Exercise objective: Extract each line holding the word "keyJustPressed" from the entries.

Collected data
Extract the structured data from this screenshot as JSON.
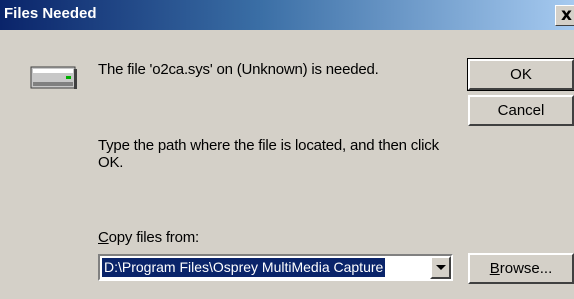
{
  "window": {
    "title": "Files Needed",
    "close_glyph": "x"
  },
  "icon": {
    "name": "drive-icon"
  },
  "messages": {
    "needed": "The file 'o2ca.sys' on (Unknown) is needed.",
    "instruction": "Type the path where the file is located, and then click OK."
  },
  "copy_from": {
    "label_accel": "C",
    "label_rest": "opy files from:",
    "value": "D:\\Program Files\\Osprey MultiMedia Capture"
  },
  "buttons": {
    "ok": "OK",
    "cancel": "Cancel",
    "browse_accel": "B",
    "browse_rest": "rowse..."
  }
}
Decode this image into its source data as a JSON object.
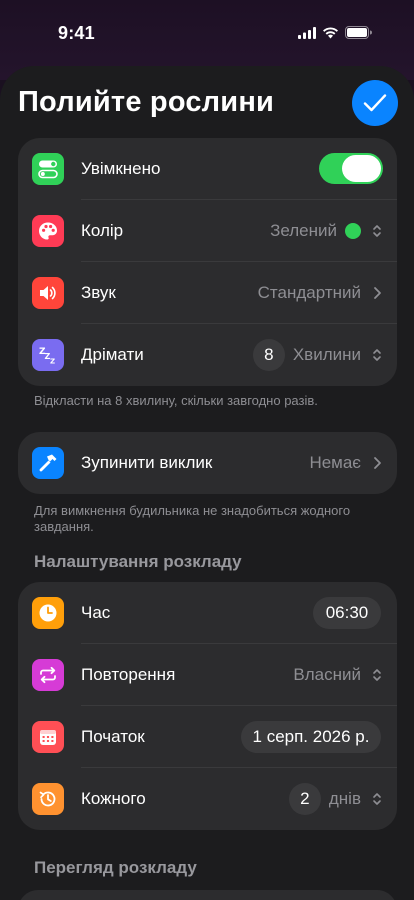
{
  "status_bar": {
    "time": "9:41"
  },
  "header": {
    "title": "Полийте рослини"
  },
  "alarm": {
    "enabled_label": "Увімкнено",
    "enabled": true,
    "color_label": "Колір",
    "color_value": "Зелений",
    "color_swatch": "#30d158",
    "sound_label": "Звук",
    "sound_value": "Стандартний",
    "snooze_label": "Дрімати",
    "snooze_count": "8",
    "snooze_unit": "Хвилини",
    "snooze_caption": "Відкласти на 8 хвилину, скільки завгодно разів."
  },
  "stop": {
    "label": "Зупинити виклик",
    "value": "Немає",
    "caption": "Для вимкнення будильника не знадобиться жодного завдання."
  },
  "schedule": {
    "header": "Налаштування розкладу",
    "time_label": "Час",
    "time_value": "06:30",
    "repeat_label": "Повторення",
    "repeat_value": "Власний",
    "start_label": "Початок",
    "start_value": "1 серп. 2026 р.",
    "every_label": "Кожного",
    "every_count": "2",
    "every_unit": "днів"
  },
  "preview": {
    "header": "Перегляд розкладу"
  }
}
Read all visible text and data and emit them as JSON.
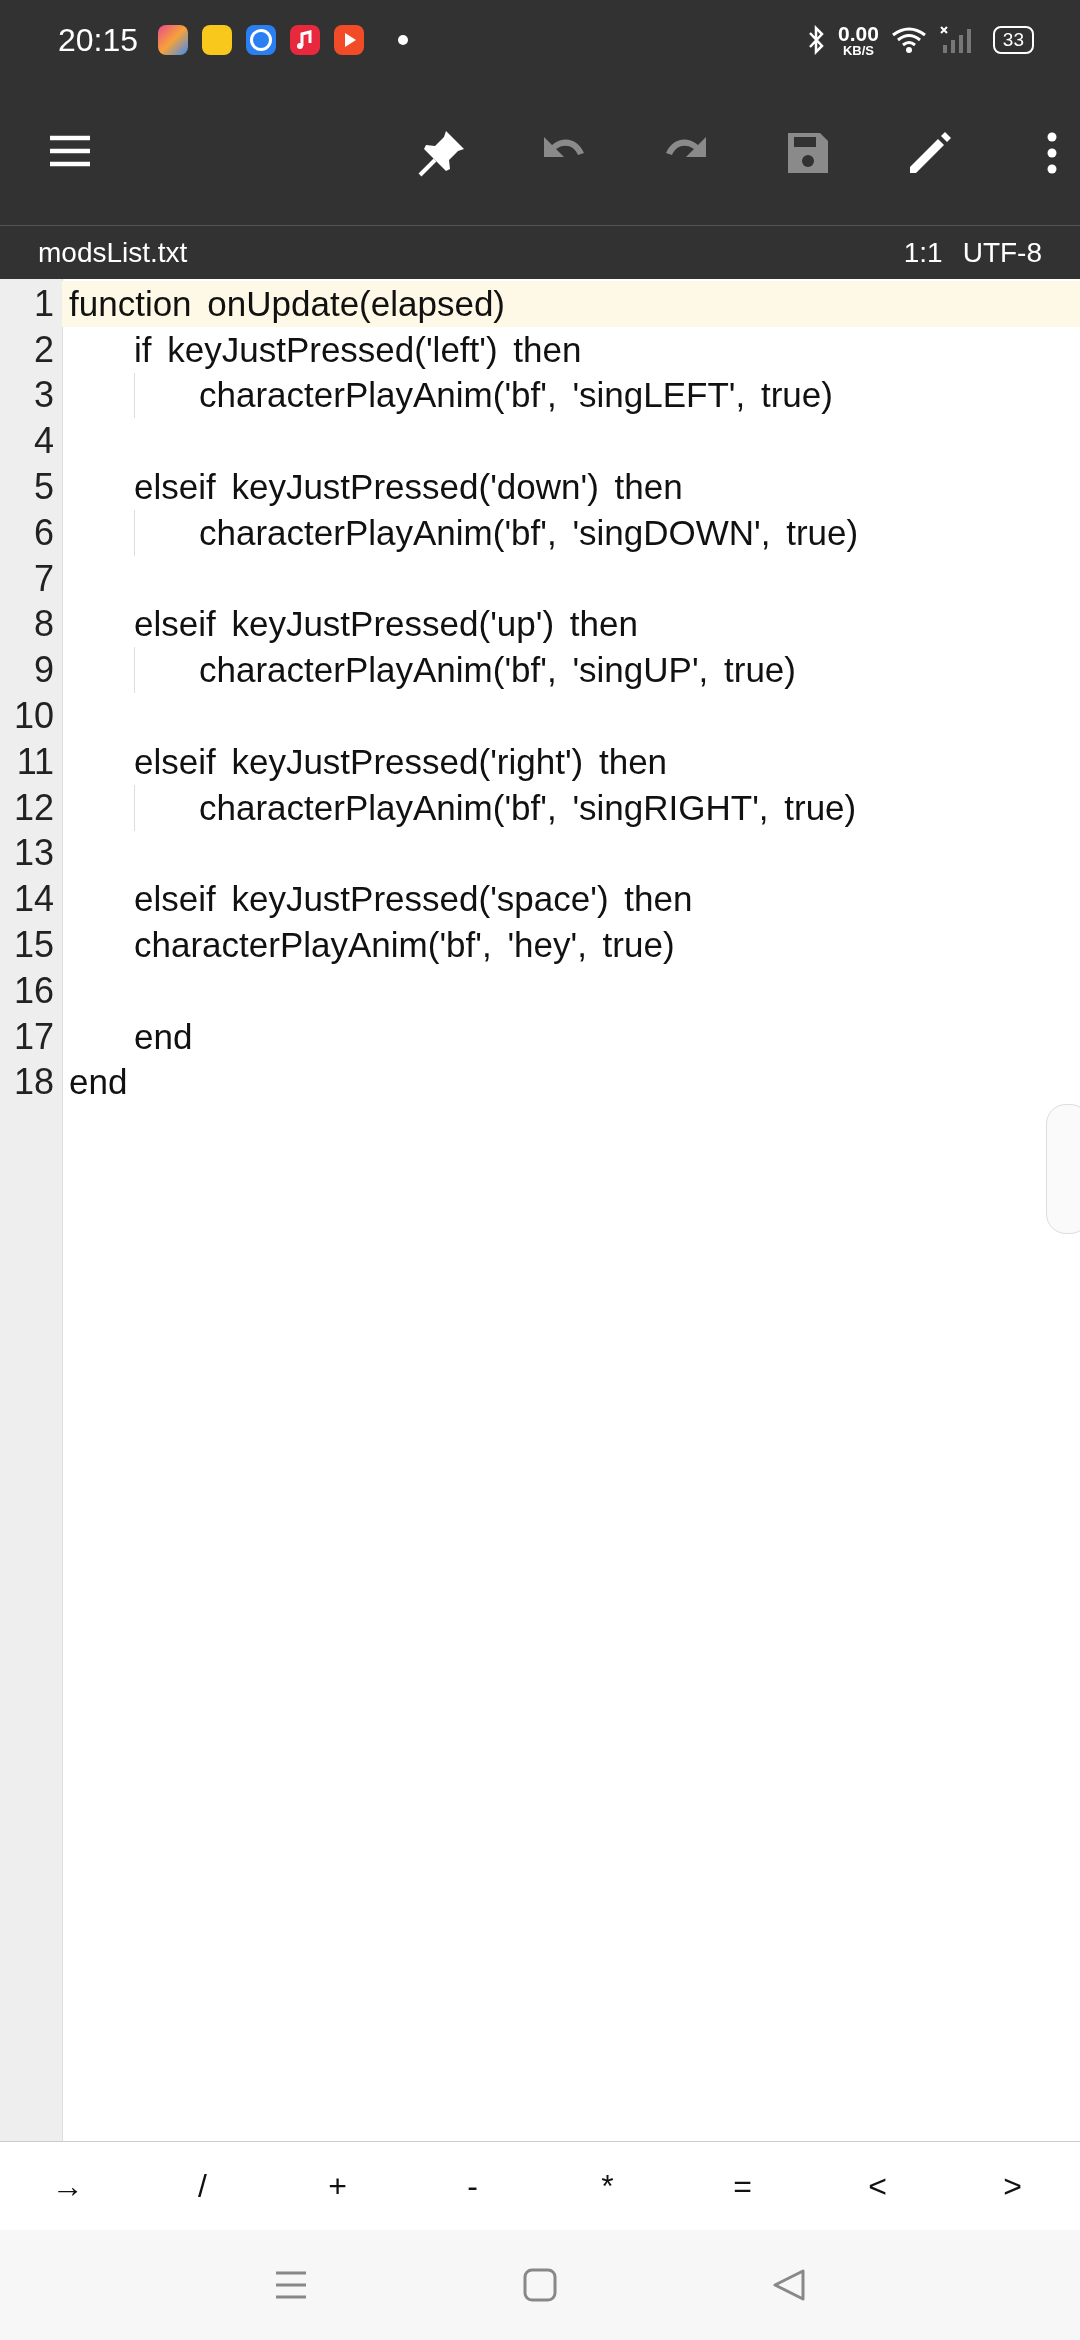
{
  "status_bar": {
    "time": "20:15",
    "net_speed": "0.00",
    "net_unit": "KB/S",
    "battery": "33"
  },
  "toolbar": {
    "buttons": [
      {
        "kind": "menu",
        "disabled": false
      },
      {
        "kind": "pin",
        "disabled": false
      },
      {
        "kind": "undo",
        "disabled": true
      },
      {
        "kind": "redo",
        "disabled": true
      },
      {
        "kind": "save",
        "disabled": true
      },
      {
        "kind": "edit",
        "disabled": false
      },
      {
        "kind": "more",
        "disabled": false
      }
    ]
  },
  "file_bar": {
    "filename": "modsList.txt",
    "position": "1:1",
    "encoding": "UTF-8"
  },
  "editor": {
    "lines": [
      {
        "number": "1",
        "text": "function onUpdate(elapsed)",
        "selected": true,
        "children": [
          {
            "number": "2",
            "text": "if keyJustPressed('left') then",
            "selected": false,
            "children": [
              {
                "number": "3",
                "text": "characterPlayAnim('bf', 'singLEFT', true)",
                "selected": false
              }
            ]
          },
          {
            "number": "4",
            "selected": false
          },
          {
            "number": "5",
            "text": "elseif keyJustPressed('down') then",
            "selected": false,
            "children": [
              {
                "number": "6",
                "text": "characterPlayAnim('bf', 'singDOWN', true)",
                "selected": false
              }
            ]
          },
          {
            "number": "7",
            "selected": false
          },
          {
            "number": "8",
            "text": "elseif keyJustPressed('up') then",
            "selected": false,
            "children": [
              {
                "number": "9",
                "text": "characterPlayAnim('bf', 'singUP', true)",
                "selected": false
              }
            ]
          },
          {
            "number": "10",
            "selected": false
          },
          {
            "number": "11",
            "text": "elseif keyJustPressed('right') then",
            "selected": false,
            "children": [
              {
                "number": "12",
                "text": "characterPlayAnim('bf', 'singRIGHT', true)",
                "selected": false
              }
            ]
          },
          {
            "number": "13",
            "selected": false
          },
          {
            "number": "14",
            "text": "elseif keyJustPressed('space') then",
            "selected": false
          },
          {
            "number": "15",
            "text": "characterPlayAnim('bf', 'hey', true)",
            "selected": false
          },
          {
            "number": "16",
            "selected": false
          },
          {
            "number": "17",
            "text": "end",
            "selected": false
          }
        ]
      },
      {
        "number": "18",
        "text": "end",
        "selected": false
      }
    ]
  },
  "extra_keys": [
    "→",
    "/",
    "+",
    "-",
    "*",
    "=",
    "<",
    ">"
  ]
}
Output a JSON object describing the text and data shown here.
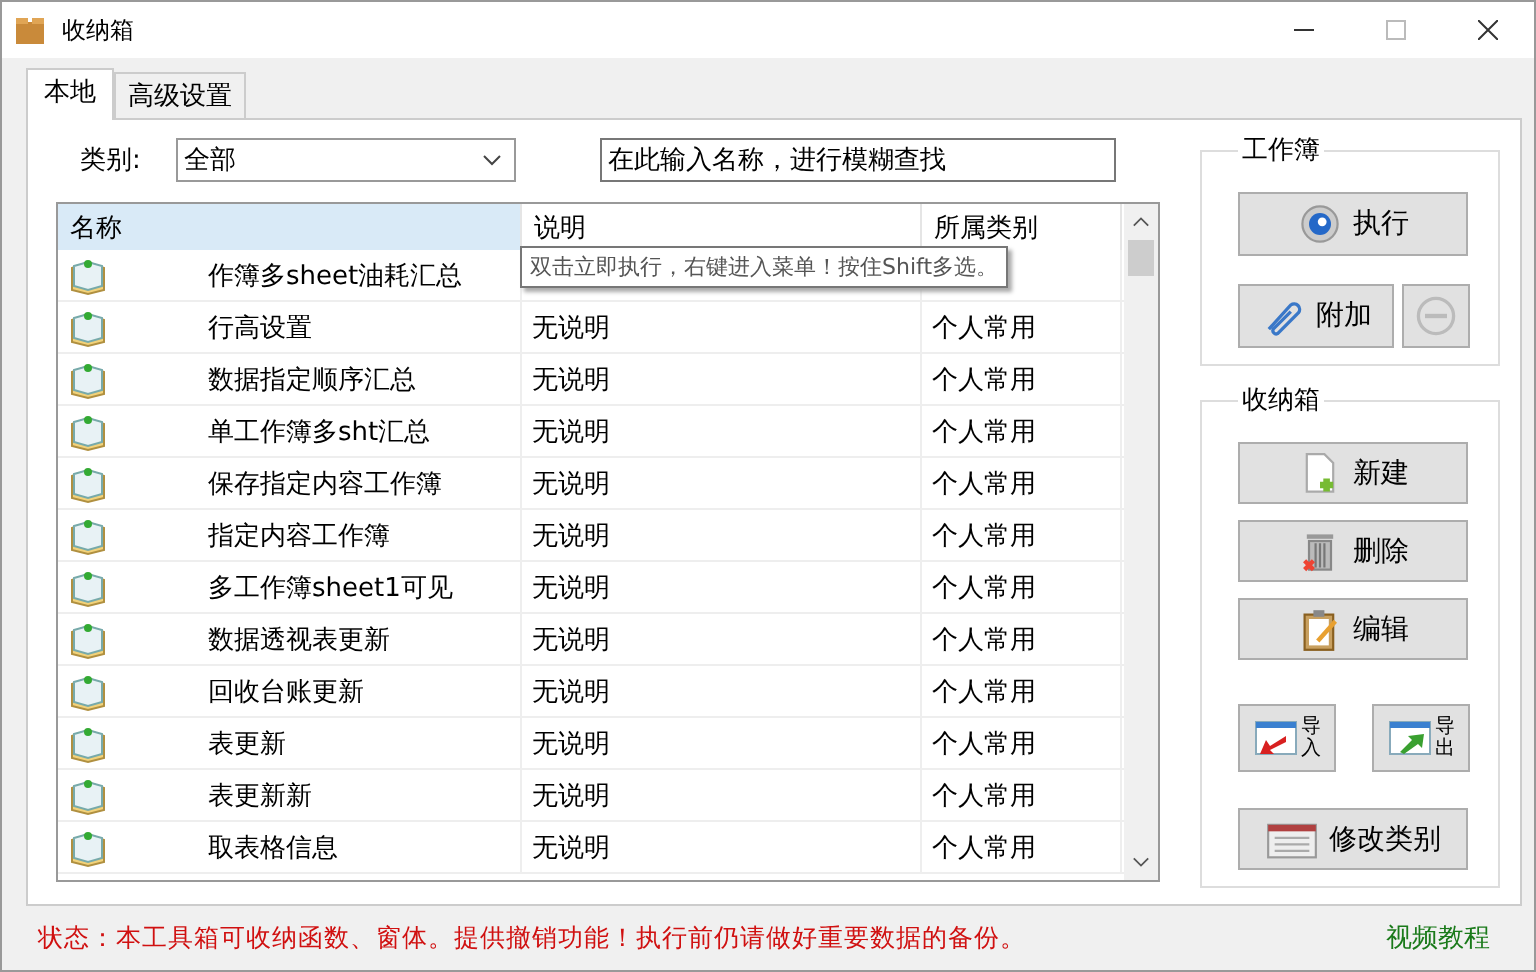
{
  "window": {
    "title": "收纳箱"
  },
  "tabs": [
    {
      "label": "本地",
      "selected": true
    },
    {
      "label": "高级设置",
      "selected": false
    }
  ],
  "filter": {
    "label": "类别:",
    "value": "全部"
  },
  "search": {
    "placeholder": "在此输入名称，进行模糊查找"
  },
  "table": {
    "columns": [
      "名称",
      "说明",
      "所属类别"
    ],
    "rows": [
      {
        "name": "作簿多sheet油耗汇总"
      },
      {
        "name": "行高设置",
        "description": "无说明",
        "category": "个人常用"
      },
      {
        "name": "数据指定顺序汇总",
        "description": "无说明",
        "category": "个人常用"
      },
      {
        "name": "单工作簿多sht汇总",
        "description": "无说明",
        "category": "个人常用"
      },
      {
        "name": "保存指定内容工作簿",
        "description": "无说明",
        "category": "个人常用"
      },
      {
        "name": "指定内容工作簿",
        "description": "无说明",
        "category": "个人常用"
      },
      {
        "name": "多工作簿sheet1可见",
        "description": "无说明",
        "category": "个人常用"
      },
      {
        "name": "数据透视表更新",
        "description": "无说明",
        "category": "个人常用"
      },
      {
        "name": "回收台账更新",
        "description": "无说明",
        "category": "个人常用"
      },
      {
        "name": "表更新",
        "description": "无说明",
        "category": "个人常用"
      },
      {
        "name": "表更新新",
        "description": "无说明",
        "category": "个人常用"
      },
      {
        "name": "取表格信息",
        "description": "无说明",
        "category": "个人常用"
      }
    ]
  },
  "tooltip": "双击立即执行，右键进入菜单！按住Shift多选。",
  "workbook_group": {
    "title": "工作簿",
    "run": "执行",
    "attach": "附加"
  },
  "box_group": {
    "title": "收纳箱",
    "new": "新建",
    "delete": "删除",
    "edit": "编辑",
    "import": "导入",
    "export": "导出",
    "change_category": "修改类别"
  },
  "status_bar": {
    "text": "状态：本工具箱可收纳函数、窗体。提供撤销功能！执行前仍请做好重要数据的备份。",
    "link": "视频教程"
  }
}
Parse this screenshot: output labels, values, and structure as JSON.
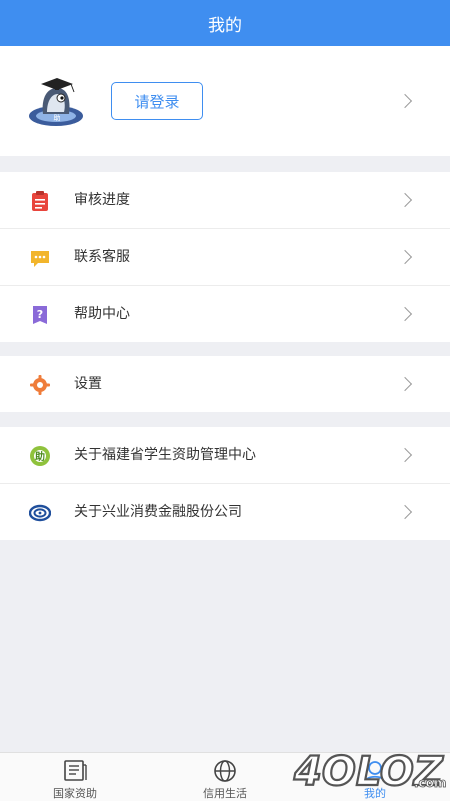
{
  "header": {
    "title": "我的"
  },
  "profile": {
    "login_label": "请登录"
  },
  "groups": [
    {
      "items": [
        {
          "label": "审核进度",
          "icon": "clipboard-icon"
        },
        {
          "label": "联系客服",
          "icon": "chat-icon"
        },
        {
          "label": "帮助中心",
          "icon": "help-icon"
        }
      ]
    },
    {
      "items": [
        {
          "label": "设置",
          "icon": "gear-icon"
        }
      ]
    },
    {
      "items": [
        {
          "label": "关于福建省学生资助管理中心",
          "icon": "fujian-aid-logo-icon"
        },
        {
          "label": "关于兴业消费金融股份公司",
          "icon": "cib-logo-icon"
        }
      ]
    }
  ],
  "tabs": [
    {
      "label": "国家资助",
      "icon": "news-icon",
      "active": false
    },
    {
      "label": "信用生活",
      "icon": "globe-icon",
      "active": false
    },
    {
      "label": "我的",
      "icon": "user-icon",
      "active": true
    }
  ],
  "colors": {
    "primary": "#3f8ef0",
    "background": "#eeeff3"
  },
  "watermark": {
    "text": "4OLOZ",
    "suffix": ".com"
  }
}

The result:
            "text": "if keyJustPressed('left') then",
            "text": "elseif keyJustPressed('down') then",
            "text": "elseif keyJustPressed('up') then",
            "text": "elseif keyJustPressed('right') then",
            "text": "elseif keyJustPressed('space') then",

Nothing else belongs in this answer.